* **What is required**
Give the count of lines holding the string "ORDER" and nothing else.

* **Items**
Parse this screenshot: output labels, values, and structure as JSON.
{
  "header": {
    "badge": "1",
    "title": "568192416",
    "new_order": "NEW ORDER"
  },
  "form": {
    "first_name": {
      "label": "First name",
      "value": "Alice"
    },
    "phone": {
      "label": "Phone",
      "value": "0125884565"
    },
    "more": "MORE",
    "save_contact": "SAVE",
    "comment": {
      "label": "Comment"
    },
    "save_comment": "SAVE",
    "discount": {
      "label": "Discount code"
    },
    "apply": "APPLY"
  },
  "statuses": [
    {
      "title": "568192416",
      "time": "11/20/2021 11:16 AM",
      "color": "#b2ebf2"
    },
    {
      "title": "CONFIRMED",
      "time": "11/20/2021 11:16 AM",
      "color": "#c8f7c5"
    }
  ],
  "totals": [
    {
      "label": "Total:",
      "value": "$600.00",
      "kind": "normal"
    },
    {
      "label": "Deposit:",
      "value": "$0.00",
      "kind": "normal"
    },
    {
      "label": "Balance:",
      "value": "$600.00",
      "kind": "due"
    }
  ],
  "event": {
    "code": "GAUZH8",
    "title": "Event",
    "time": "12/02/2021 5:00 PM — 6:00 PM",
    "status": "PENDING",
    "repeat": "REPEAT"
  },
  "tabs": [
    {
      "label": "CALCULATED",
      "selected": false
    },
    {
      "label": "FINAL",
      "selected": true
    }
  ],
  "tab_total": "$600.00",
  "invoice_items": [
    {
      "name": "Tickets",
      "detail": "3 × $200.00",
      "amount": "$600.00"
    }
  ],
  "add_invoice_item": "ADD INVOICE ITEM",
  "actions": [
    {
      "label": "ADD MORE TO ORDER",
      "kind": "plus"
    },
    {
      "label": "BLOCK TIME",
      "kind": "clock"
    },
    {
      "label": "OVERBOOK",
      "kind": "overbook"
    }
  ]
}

---

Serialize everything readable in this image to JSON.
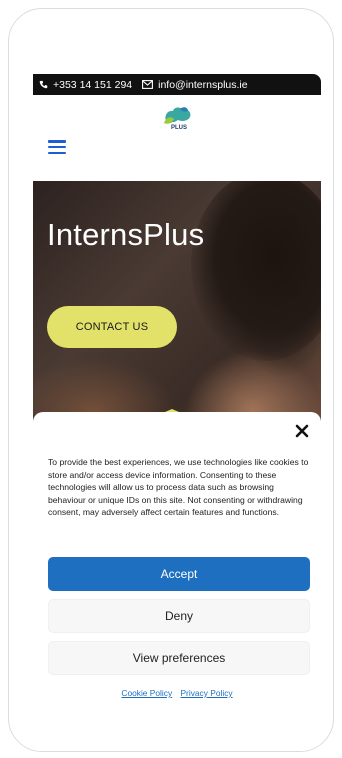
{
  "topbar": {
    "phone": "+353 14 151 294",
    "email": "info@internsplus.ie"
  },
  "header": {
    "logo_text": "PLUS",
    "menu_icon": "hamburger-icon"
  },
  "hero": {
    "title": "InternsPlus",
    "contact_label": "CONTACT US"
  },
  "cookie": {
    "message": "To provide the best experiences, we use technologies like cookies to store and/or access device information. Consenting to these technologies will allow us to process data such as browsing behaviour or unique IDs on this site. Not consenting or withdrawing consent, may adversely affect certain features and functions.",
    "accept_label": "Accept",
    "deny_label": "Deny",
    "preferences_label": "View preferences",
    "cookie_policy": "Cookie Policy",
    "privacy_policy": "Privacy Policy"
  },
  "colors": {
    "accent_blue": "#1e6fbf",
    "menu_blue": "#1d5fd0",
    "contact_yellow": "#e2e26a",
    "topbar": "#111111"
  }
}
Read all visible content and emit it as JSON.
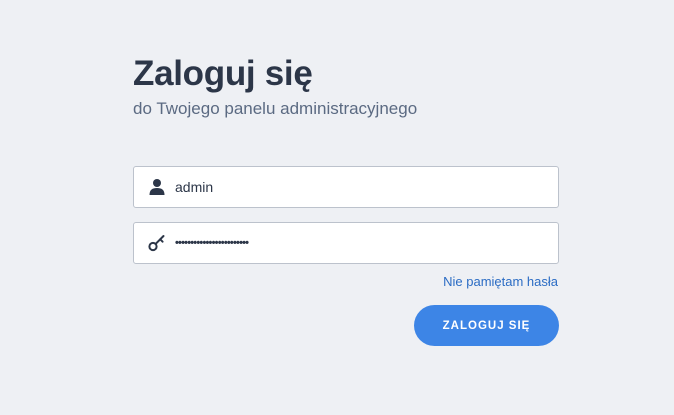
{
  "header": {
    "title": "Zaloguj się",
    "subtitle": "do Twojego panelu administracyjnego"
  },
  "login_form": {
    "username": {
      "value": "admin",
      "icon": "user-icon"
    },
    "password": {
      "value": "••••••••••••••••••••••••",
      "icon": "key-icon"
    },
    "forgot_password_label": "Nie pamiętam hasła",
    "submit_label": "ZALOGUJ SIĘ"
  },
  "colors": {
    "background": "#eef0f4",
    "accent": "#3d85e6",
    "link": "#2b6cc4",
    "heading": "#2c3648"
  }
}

* **Answer to this exercise**
2